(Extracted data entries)

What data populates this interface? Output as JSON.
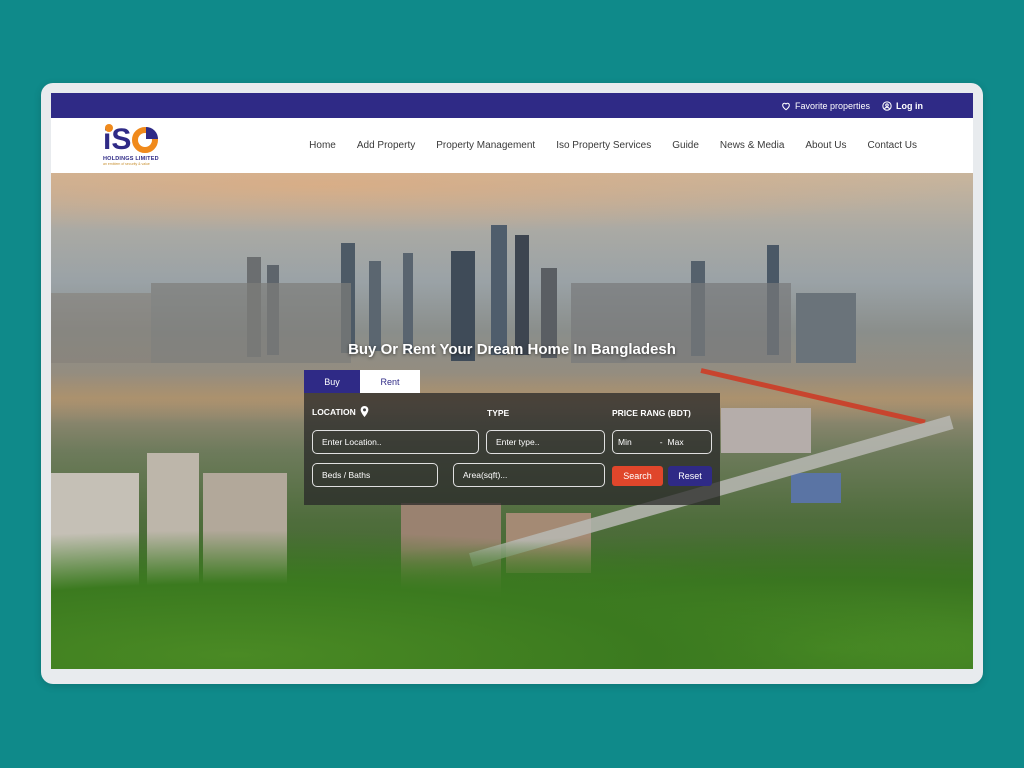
{
  "topbar": {
    "favorites_label": "Favorite properties",
    "login_label": "Log in"
  },
  "logo": {
    "text": "iSO",
    "subtitle": "HOLDINGS LIMITED",
    "tagline": "an emblem of security & value"
  },
  "nav": {
    "items": [
      {
        "label": "Home"
      },
      {
        "label": "Add Property"
      },
      {
        "label": "Property Management"
      },
      {
        "label": "Iso Property Services"
      },
      {
        "label": "Guide"
      },
      {
        "label": "News & Media"
      },
      {
        "label": "About Us"
      },
      {
        "label": "Contact Us"
      }
    ]
  },
  "hero": {
    "title": "Buy Or Rent Your Dream Home In Bangladesh"
  },
  "search": {
    "tabs": [
      {
        "label": "Buy",
        "active": true
      },
      {
        "label": "Rent",
        "active": false
      }
    ],
    "location_label": "LOCATION",
    "type_label": "TYPE",
    "price_label": "PRICE RANG (BDT)",
    "location_placeholder": "Enter Location..",
    "type_placeholder": "Enter type..",
    "price_min": "Min",
    "price_separator": "-",
    "price_max": "Max",
    "beds_placeholder": "Beds / Baths",
    "area_placeholder": "Area(sqft)...",
    "search_button": "Search",
    "reset_button": "Reset"
  },
  "colors": {
    "background": "#0f8a8a",
    "brand_primary": "#2f2a86",
    "brand_accent": "#f08a1c",
    "search_button": "#e0462b"
  },
  "icons": {
    "favorites": "heart-icon",
    "login": "user-circle-icon",
    "location": "map-pin-icon"
  }
}
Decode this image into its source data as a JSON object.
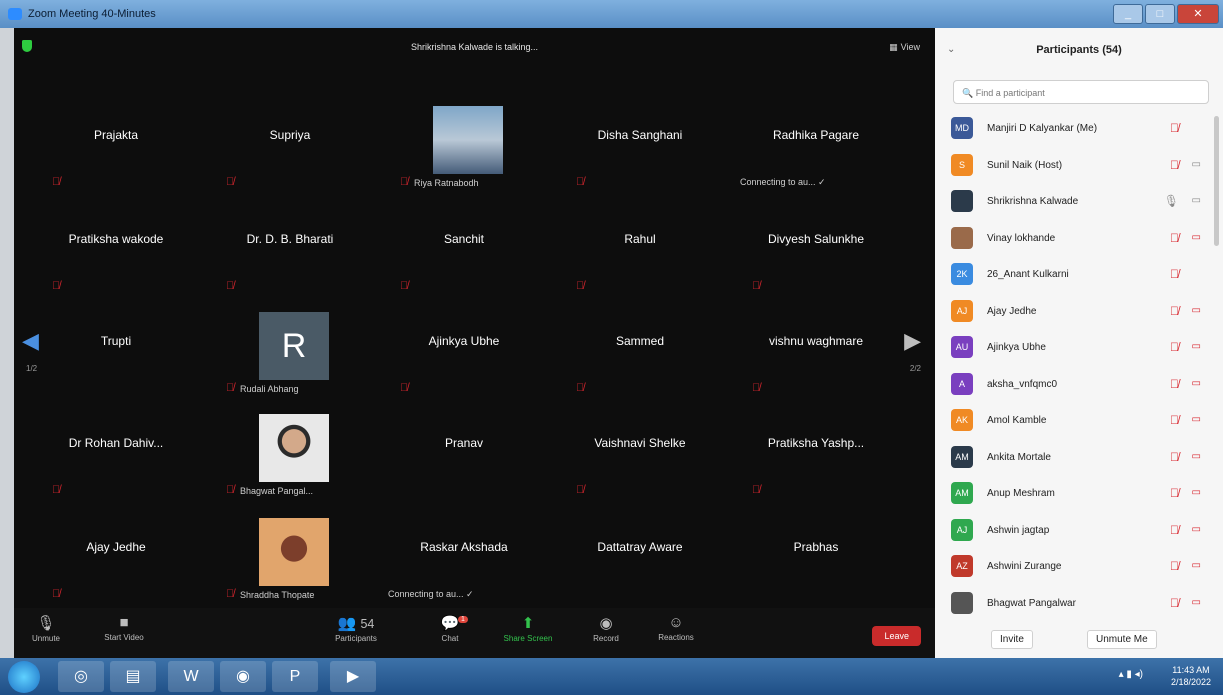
{
  "window": {
    "title": "Zoom Meeting 40-Minutes",
    "min": "_",
    "max": "□",
    "close": "✕"
  },
  "meeting": {
    "talking": "Shrikrishna Kalwade is talking...",
    "view_label": "View",
    "tiles": [
      {
        "name": "Prajakta",
        "muted": true
      },
      {
        "name": "Supriya",
        "muted": true
      },
      {
        "photo": "plane",
        "label": "Riya Ratnabodh",
        "muted": true
      },
      {
        "name": "Disha Sanghani",
        "muted": true
      },
      {
        "name": "Radhika Pagare",
        "connecting": "Connecting to au... ✓"
      },
      {
        "name": "Pratiksha wakode",
        "muted": true
      },
      {
        "name": "Dr. D. B. Bharati",
        "muted": true
      },
      {
        "name": "Sanchit",
        "muted": true
      },
      {
        "name": "Rahul",
        "muted": true
      },
      {
        "name": "Divyesh Salunkhe",
        "muted": true
      },
      {
        "name": "Trupti",
        "muted": false
      },
      {
        "photo": "r",
        "letter": "R",
        "label": "Rudali Abhang",
        "muted": true
      },
      {
        "name": "Ajinkya Ubhe",
        "muted": true
      },
      {
        "name": "Sammed",
        "muted": true
      },
      {
        "name": "vishnu waghmare",
        "muted": true
      },
      {
        "name": "Dr Rohan Dahiv...",
        "muted": true
      },
      {
        "photo": "man",
        "label": "Bhagwat Pangal...",
        "muted": true
      },
      {
        "name": "Pranav",
        "muted": false
      },
      {
        "name": "Vaishnavi Shelke",
        "muted": true
      },
      {
        "name": "Pratiksha Yashp...",
        "muted": true
      },
      {
        "name": "Ajay Jedhe",
        "muted": true
      },
      {
        "photo": "woman",
        "label": "Shraddha Thopate",
        "muted": true
      },
      {
        "name": "Raskar Akshada",
        "connecting": "Connecting to au... ✓"
      },
      {
        "name": "Dattatray Aware",
        "muted": false
      },
      {
        "name": "Prabhas",
        "muted": false
      }
    ],
    "page_left": "1/2",
    "page_right": "2/2"
  },
  "toolbar": {
    "unmute": "Unmute",
    "start_video": "Start Video",
    "participants": "Participants",
    "participants_count": "54",
    "chat": "Chat",
    "chat_badge": "1",
    "share_screen": "Share Screen",
    "record": "Record",
    "reactions": "Reactions",
    "leave": "Leave"
  },
  "panel": {
    "title": "Participants (54)",
    "search_placeholder": "Find a participant",
    "participants": [
      {
        "initials": "MD",
        "color": "#3b5998",
        "name": "Manjiri D Kalyankar (Me)",
        "mic_muted": true,
        "video_off": false,
        "video_icon": false
      },
      {
        "initials": "S",
        "color": "#f08a24",
        "name": "Sunil Naik (Host)",
        "mic_muted": true,
        "video_icon": true,
        "video_off": false
      },
      {
        "initials": "",
        "color": "#2b3a4a",
        "name": "Shrikrishna Kalwade",
        "mic_muted": false,
        "video_icon": true,
        "video_off": false
      },
      {
        "initials": "",
        "color": "#9a6a4a",
        "name": "Vinay lokhande",
        "mic_muted": true,
        "video_icon": true,
        "video_off": true
      },
      {
        "initials": "2K",
        "color": "#3a8be0",
        "name": "26_Anant Kulkarni",
        "mic_muted": true,
        "video_icon": false,
        "video_off": false
      },
      {
        "initials": "AJ",
        "color": "#f08a24",
        "name": "Ajay Jedhe",
        "mic_muted": true,
        "video_icon": true,
        "video_off": true
      },
      {
        "initials": "AU",
        "color": "#7a3fbf",
        "name": "Ajinkya Ubhe",
        "mic_muted": true,
        "video_icon": true,
        "video_off": true
      },
      {
        "initials": "A",
        "color": "#7a3fbf",
        "name": "aksha_vnfqmc0",
        "mic_muted": true,
        "video_icon": true,
        "video_off": true
      },
      {
        "initials": "AK",
        "color": "#f08a24",
        "name": "Amol Kamble",
        "mic_muted": true,
        "video_icon": true,
        "video_off": true
      },
      {
        "initials": "AM",
        "color": "#2b3a4a",
        "name": "Ankita Mortale",
        "mic_muted": true,
        "video_icon": true,
        "video_off": true
      },
      {
        "initials": "AM",
        "color": "#2fa84f",
        "name": "Anup Meshram",
        "mic_muted": true,
        "video_icon": true,
        "video_off": true
      },
      {
        "initials": "AJ",
        "color": "#2fa84f",
        "name": "Ashwin jagtap",
        "mic_muted": true,
        "video_icon": true,
        "video_off": true
      },
      {
        "initials": "AZ",
        "color": "#c0392b",
        "name": "Ashwini Zurange",
        "mic_muted": true,
        "video_icon": true,
        "video_off": true
      },
      {
        "initials": "",
        "color": "#555",
        "name": "Bhagwat Pangalwar",
        "mic_muted": true,
        "video_icon": true,
        "video_off": true
      }
    ],
    "invite": "Invite",
    "unmute_me": "Unmute Me"
  },
  "taskbar": {
    "time": "11:43 AM",
    "date": "2/18/2022"
  }
}
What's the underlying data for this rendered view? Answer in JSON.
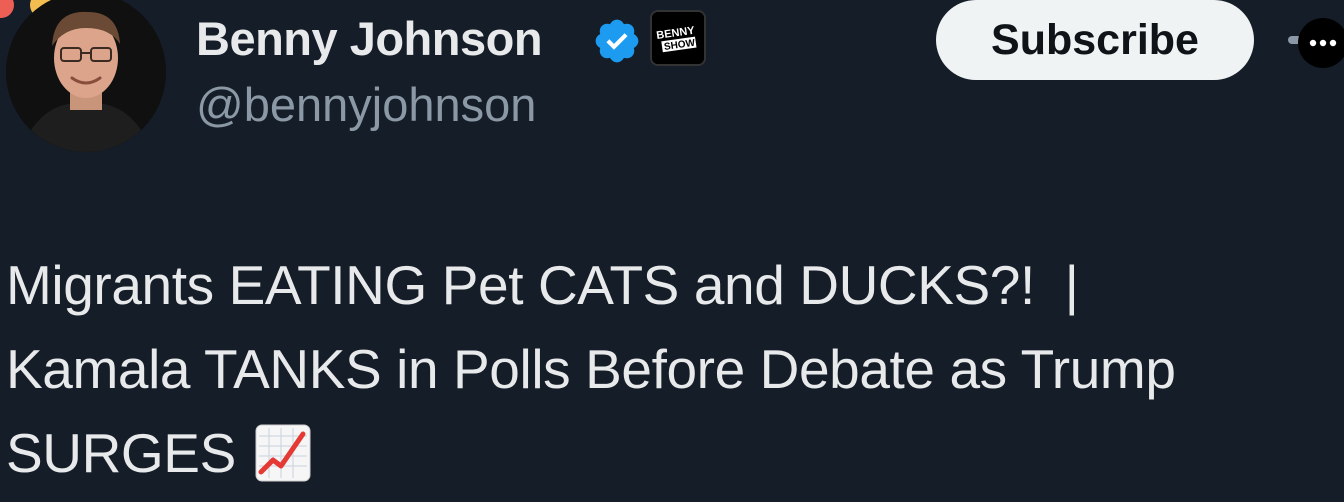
{
  "colors": {
    "background": "#151d28",
    "primary_text": "#e7e9ea",
    "secondary_text": "#8b98a5",
    "verified_blue": "#1d9bf0",
    "button_bg": "#eff3f4"
  },
  "window": {
    "controls": [
      "close",
      "minimize",
      "zoom"
    ]
  },
  "profile": {
    "display_name": "Benny Johnson",
    "handle": "@bennyjohnson",
    "verified_icon": "verified-badge-icon",
    "affiliate_badge_text": [
      "BENNY",
      "SHOW"
    ],
    "avatar": "profile-photo"
  },
  "actions": {
    "subscribe_label": "Subscribe",
    "more_icon": "ellipsis-icon"
  },
  "tweet": {
    "line1": "Migrants EATING Pet CATS and DUCKS?!  |",
    "line2": "Kamala TANKS in Polls Before Debate as Trump",
    "line3": "SURGES",
    "emoji_icon": "chart-increasing-emoji"
  }
}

THE REQUEST>
Restate the data above word for word. Skip every picture.

FINAL RESULT>
What data populates this interface? Output as JSON.
{
  "topbar": {
    "favorites_label": "Favorite properties",
    "login_label": "Log in"
  },
  "logo": {
    "text": "iSO",
    "subtitle": "HOLDINGS LIMITED",
    "tagline": "an emblem of security & value"
  },
  "nav": {
    "items": [
      {
        "label": "Home"
      },
      {
        "label": "Add Property"
      },
      {
        "label": "Property Management"
      },
      {
        "label": "Iso Property Services"
      },
      {
        "label": "Guide"
      },
      {
        "label": "News & Media"
      },
      {
        "label": "About Us"
      },
      {
        "label": "Contact Us"
      }
    ]
  },
  "hero": {
    "title": "Buy Or Rent Your Dream Home In Bangladesh"
  },
  "search": {
    "tabs": [
      {
        "label": "Buy",
        "active": true
      },
      {
        "label": "Rent",
        "active": false
      }
    ],
    "location_label": "LOCATION",
    "type_label": "TYPE",
    "price_label": "PRICE RANG (BDT)",
    "location_placeholder": "Enter Location..",
    "type_placeholder": "Enter type..",
    "price_min": "Min",
    "price_separator": "-",
    "price_max": "Max",
    "beds_placeholder": "Beds / Baths",
    "area_placeholder": "Area(sqft)...",
    "search_button": "Search",
    "reset_button": "Reset"
  },
  "colors": {
    "background": "#0f8a8a",
    "brand_primary": "#2f2a86",
    "brand_accent": "#f08a1c",
    "search_button": "#e0462b"
  },
  "icons": {
    "favorites": "heart-icon",
    "login": "user-circle-icon",
    "location": "map-pin-icon"
  }
}
Decode this image into its source data as a JSON object.
{
  "window": {
    "title": "Zoom Meeting 40-Minutes",
    "min": "_",
    "max": "□",
    "close": "✕"
  },
  "meeting": {
    "talking": "Shrikrishna Kalwade is talking...",
    "view_label": "View",
    "tiles": [
      {
        "name": "Prajakta",
        "muted": true
      },
      {
        "name": "Supriya",
        "muted": true
      },
      {
        "photo": "plane",
        "label": "Riya Ratnabodh",
        "muted": true
      },
      {
        "name": "Disha Sanghani",
        "muted": true
      },
      {
        "name": "Radhika Pagare",
        "connecting": "Connecting to au... ✓"
      },
      {
        "name": "Pratiksha wakode",
        "muted": true
      },
      {
        "name": "Dr. D. B. Bharati",
        "muted": true
      },
      {
        "name": "Sanchit",
        "muted": true
      },
      {
        "name": "Rahul",
        "muted": true
      },
      {
        "name": "Divyesh Salunkhe",
        "muted": true
      },
      {
        "name": "Trupti",
        "muted": false
      },
      {
        "photo": "r",
        "letter": "R",
        "label": "Rudali Abhang",
        "muted": true
      },
      {
        "name": "Ajinkya Ubhe",
        "muted": true
      },
      {
        "name": "Sammed",
        "muted": true
      },
      {
        "name": "vishnu waghmare",
        "muted": true
      },
      {
        "name": "Dr Rohan Dahiv...",
        "muted": true
      },
      {
        "photo": "man",
        "label": "Bhagwat Pangal...",
        "muted": true
      },
      {
        "name": "Pranav",
        "muted": false
      },
      {
        "name": "Vaishnavi Shelke",
        "muted": true
      },
      {
        "name": "Pratiksha Yashp...",
        "muted": true
      },
      {
        "name": "Ajay Jedhe",
        "muted": true
      },
      {
        "photo": "woman",
        "label": "Shraddha Thopate",
        "muted": true
      },
      {
        "name": "Raskar Akshada",
        "connecting": "Connecting to au... ✓"
      },
      {
        "name": "Dattatray Aware",
        "muted": false
      },
      {
        "name": "Prabhas",
        "muted": false
      }
    ],
    "page_left": "1/2",
    "page_right": "2/2"
  },
  "toolbar": {
    "unmute": "Unmute",
    "start_video": "Start Video",
    "participants": "Participants",
    "participants_count": "54",
    "chat": "Chat",
    "chat_badge": "1",
    "share_screen": "Share Screen",
    "record": "Record",
    "reactions": "Reactions",
    "leave": "Leave"
  },
  "panel": {
    "title": "Participants (54)",
    "search_placeholder": "Find a participant",
    "participants": [
      {
        "initials": "MD",
        "color": "#3b5998",
        "name": "Manjiri D Kalyankar (Me)",
        "mic_muted": true,
        "video_off": false,
        "video_icon": false
      },
      {
        "initials": "S",
        "color": "#f08a24",
        "name": "Sunil Naik (Host)",
        "mic_muted": true,
        "video_icon": true,
        "video_off": false
      },
      {
        "initials": "",
        "color": "#2b3a4a",
        "name": "Shrikrishna Kalwade",
        "mic_muted": false,
        "video_icon": true,
        "video_off": false
      },
      {
        "initials": "",
        "color": "#9a6a4a",
        "name": "Vinay lokhande",
        "mic_muted": true,
        "video_icon": true,
        "video_off": true
      },
      {
        "initials": "2K",
        "color": "#3a8be0",
        "name": "26_Anant Kulkarni",
        "mic_muted": true,
        "video_icon": false,
        "video_off": false
      },
      {
        "initials": "AJ",
        "color": "#f08a24",
        "name": "Ajay Jedhe",
        "mic_muted": true,
        "video_icon": true,
        "video_off": true
      },
      {
        "initials": "AU",
        "color": "#7a3fbf",
        "name": "Ajinkya Ubhe",
        "mic_muted": true,
        "video_icon": true,
        "video_off": true
      },
      {
        "initials": "A",
        "color": "#7a3fbf",
        "name": "aksha_vnfqmc0",
        "mic_muted": true,
        "video_icon": true,
        "video_off": true
      },
      {
        "initials": "AK",
        "color": "#f08a24",
        "name": "Amol Kamble",
        "mic_muted": true,
        "video_icon": true,
        "video_off": true
      },
      {
        "initials": "AM",
        "color": "#2b3a4a",
        "name": "Ankita Mortale",
        "mic_muted": true,
        "video_icon": true,
        "video_off": true
      },
      {
        "initials": "AM",
        "color": "#2fa84f",
        "name": "Anup Meshram",
        "mic_muted": true,
        "video_icon": true,
        "video_off": true
      },
      {
        "initials": "AJ",
        "color": "#2fa84f",
        "name": "Ashwin jagtap",
        "mic_muted": true,
        "video_icon": true,
        "video_off": true
      },
      {
        "initials": "AZ",
        "color": "#c0392b",
        "name": "Ashwini Zurange",
        "mic_muted": true,
        "video_icon": true,
        "video_off": true
      },
      {
        "initials": "",
        "color": "#555",
        "name": "Bhagwat Pangalwar",
        "mic_muted": true,
        "video_icon": true,
        "video_off": true
      }
    ],
    "invite": "Invite",
    "unmute_me": "Unmute Me"
  },
  "taskbar": {
    "time": "11:43 AM",
    "date": "2/18/2022"
  }
}
What's the underlying data for this rendered view? Answer in JSON.
{
  "colors": {
    "background": "#151d28",
    "primary_text": "#e7e9ea",
    "secondary_text": "#8b98a5",
    "verified_blue": "#1d9bf0",
    "button_bg": "#eff3f4"
  },
  "window": {
    "controls": [
      "close",
      "minimize",
      "zoom"
    ]
  },
  "profile": {
    "display_name": "Benny Johnson",
    "handle": "@bennyjohnson",
    "verified_icon": "verified-badge-icon",
    "affiliate_badge_text": [
      "BENNY",
      "SHOW"
    ],
    "avatar": "profile-photo"
  },
  "actions": {
    "subscribe_label": "Subscribe",
    "more_icon": "ellipsis-icon"
  },
  "tweet": {
    "line1": "Migrants EATING Pet CATS and DUCKS?!  |",
    "line2": "Kamala TANKS in Polls Before Debate as Trump",
    "line3": "SURGES",
    "emoji_icon": "chart-increasing-emoji"
  }
}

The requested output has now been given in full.